Figure data in JSON ->
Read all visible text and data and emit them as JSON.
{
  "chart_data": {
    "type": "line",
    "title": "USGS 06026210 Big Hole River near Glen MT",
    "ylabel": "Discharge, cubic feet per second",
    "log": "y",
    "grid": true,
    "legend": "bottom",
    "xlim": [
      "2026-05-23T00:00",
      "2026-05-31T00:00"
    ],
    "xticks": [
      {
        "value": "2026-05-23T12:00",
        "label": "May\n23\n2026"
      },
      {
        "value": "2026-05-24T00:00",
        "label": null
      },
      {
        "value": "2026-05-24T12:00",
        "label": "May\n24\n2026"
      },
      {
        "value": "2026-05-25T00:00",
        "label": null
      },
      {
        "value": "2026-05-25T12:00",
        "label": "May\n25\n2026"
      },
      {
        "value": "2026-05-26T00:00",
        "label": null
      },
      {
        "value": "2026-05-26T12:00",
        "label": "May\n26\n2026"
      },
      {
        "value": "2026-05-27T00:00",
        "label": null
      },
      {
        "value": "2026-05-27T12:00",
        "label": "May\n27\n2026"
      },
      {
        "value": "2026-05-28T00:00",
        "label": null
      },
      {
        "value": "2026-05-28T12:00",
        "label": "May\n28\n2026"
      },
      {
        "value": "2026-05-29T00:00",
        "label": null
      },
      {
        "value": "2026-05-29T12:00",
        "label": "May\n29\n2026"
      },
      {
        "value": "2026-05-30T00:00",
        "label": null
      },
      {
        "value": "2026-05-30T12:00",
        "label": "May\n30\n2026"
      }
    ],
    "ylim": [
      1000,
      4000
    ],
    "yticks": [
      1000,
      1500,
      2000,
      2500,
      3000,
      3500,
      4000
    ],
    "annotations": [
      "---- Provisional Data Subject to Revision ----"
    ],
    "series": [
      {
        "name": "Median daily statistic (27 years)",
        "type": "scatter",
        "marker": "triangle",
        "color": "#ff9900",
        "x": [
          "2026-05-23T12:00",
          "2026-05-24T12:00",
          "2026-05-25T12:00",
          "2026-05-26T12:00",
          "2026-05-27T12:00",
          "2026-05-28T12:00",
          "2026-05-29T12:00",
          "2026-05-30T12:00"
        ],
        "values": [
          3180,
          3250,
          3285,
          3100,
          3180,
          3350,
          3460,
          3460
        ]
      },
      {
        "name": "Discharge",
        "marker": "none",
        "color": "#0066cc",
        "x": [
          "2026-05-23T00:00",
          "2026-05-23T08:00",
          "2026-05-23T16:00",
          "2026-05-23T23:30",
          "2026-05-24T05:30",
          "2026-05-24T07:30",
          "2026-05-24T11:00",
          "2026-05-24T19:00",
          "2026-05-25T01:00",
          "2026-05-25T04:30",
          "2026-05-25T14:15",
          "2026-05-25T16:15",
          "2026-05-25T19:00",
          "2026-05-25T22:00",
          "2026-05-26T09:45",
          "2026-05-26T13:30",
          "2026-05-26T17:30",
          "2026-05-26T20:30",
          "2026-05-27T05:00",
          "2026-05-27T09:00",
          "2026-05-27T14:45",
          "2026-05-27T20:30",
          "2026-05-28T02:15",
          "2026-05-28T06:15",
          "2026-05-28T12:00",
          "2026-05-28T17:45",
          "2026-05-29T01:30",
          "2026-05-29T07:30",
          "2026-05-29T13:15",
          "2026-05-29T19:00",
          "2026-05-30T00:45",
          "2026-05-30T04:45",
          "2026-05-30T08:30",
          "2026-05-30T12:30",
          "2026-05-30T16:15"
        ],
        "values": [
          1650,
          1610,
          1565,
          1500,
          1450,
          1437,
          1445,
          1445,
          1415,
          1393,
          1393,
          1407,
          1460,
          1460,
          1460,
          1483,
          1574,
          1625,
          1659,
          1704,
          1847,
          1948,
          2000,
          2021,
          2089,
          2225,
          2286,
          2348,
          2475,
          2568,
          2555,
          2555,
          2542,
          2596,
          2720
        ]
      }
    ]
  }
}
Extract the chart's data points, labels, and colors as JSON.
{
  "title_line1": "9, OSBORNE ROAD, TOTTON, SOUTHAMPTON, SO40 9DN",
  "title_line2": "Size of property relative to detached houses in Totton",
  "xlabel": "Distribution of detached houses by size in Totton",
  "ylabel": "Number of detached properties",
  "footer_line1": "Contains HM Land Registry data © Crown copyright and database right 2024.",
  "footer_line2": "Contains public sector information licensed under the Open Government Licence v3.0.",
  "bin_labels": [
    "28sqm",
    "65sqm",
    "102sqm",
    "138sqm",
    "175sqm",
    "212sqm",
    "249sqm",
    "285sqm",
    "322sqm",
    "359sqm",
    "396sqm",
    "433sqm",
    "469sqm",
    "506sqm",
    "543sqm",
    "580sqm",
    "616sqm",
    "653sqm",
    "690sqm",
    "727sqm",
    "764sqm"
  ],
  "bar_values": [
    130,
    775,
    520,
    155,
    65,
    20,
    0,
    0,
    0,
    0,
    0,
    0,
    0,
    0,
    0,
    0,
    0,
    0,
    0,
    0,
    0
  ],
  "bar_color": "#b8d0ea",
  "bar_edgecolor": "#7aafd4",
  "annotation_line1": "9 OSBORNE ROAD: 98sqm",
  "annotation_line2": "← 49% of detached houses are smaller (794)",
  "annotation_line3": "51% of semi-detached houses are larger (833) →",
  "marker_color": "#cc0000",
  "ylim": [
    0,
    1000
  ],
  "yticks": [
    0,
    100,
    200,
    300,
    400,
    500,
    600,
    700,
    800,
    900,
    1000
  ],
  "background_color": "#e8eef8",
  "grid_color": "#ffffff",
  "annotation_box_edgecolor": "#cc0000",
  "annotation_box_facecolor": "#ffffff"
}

TO BE DONE -> Print the records above in full, exactly.

RESPONSE TO THE EXERCISE ->
Read all visible text and data and emit them as JSON.
{
  "chart_data": {
    "type": "line",
    "title": "USGS 06026210 Big Hole River near Glen MT",
    "ylabel": "Discharge, cubic feet per second",
    "log": "y",
    "grid": true,
    "legend": "bottom",
    "xlim": [
      "2026-05-23T00:00",
      "2026-05-31T00:00"
    ],
    "xticks": [
      {
        "value": "2026-05-23T12:00",
        "label": "May\n23\n2026"
      },
      {
        "value": "2026-05-24T00:00",
        "label": null
      },
      {
        "value": "2026-05-24T12:00",
        "label": "May\n24\n2026"
      },
      {
        "value": "2026-05-25T00:00",
        "label": null
      },
      {
        "value": "2026-05-25T12:00",
        "label": "May\n25\n2026"
      },
      {
        "value": "2026-05-26T00:00",
        "label": null
      },
      {
        "value": "2026-05-26T12:00",
        "label": "May\n26\n2026"
      },
      {
        "value": "2026-05-27T00:00",
        "label": null
      },
      {
        "value": "2026-05-27T12:00",
        "label": "May\n27\n2026"
      },
      {
        "value": "2026-05-28T00:00",
        "label": null
      },
      {
        "value": "2026-05-28T12:00",
        "label": "May\n28\n2026"
      },
      {
        "value": "2026-05-29T00:00",
        "label": null
      },
      {
        "value": "2026-05-29T12:00",
        "label": "May\n29\n2026"
      },
      {
        "value": "2026-05-30T00:00",
        "label": null
      },
      {
        "value": "2026-05-30T12:00",
        "label": "May\n30\n2026"
      }
    ],
    "ylim": [
      1000,
      4000
    ],
    "yticks": [
      1000,
      1500,
      2000,
      2500,
      3000,
      3500,
      4000
    ],
    "annotations": [
      "---- Provisional Data Subject to Revision ----"
    ],
    "series": [
      {
        "name": "Median daily statistic (27 years)",
        "type": "scatter",
        "marker": "triangle",
        "color": "#ff9900",
        "x": [
          "2026-05-23T12:00",
          "2026-05-24T12:00",
          "2026-05-25T12:00",
          "2026-05-26T12:00",
          "2026-05-27T12:00",
          "2026-05-28T12:00",
          "2026-05-29T12:00",
          "2026-05-30T12:00"
        ],
        "values": [
          3180,
          3250,
          3285,
          3100,
          3180,
          3350,
          3460,
          3460
        ]
      },
      {
        "name": "Discharge",
        "marker": "none",
        "color": "#0066cc",
        "x": [
          "2026-05-23T00:00",
          "2026-05-23T08:00",
          "2026-05-23T16:00",
          "2026-05-23T23:30",
          "2026-05-24T05:30",
          "2026-05-24T07:30",
          "2026-05-24T11:00",
          "2026-05-24T19:00",
          "2026-05-25T01:00",
          "2026-05-25T04:30",
          "2026-05-25T14:15",
          "2026-05-25T16:15",
          "2026-05-25T19:00",
          "2026-05-25T22:00",
          "2026-05-26T09:45",
          "2026-05-26T13:30",
          "2026-05-26T17:30",
          "2026-05-26T20:30",
          "2026-05-27T05:00",
          "2026-05-27T09:00",
          "2026-05-27T14:45",
          "2026-05-27T20:30",
          "2026-05-28T02:15",
          "2026-05-28T06:15",
          "2026-05-28T12:00",
          "2026-05-28T17:45",
          "2026-05-29T01:30",
          "2026-05-29T07:30",
          "2026-05-29T13:15",
          "2026-05-29T19:00",
          "2026-05-30T00:45",
          "2026-05-30T04:45",
          "2026-05-30T08:30",
          "2026-05-30T12:30",
          "2026-05-30T16:15"
        ],
        "values": [
          1650,
          1610,
          1565,
          1500,
          1450,
          1437,
          1445,
          1445,
          1415,
          1393,
          1393,
          1407,
          1460,
          1460,
          1460,
          1483,
          1574,
          1625,
          1659,
          1704,
          1847,
          1948,
          2000,
          2021,
          2089,
          2225,
          2286,
          2348,
          2475,
          2568,
          2555,
          2555,
          2542,
          2596,
          2720
        ]
      }
    ]
  }
}
Extract the chart's data points, labels, and colors as JSON.
{
  "title_line1": "9, OSBORNE ROAD, TOTTON, SOUTHAMPTON, SO40 9DN",
  "title_line2": "Size of property relative to detached houses in Totton",
  "xlabel": "Distribution of detached houses by size in Totton",
  "ylabel": "Number of detached properties",
  "footer_line1": "Contains HM Land Registry data © Crown copyright and database right 2024.",
  "footer_line2": "Contains public sector information licensed under the Open Government Licence v3.0.",
  "bin_labels": [
    "28sqm",
    "65sqm",
    "102sqm",
    "138sqm",
    "175sqm",
    "212sqm",
    "249sqm",
    "285sqm",
    "322sqm",
    "359sqm",
    "396sqm",
    "433sqm",
    "469sqm",
    "506sqm",
    "543sqm",
    "580sqm",
    "616sqm",
    "653sqm",
    "690sqm",
    "727sqm",
    "764sqm"
  ],
  "bar_values": [
    130,
    775,
    520,
    155,
    65,
    20,
    0,
    0,
    0,
    0,
    0,
    0,
    0,
    0,
    0,
    0,
    0,
    0,
    0,
    0,
    0
  ],
  "bar_color": "#b8d0ea",
  "bar_edgecolor": "#7aafd4",
  "annotation_line1": "9 OSBORNE ROAD: 98sqm",
  "annotation_line2": "← 49% of detached houses are smaller (794)",
  "annotation_line3": "51% of semi-detached houses are larger (833) →",
  "marker_color": "#cc0000",
  "ylim": [
    0,
    1000
  ],
  "yticks": [
    0,
    100,
    200,
    300,
    400,
    500,
    600,
    700,
    800,
    900,
    1000
  ],
  "background_color": "#e8eef8",
  "grid_color": "#ffffff",
  "annotation_box_edgecolor": "#cc0000",
  "annotation_box_facecolor": "#ffffff"
}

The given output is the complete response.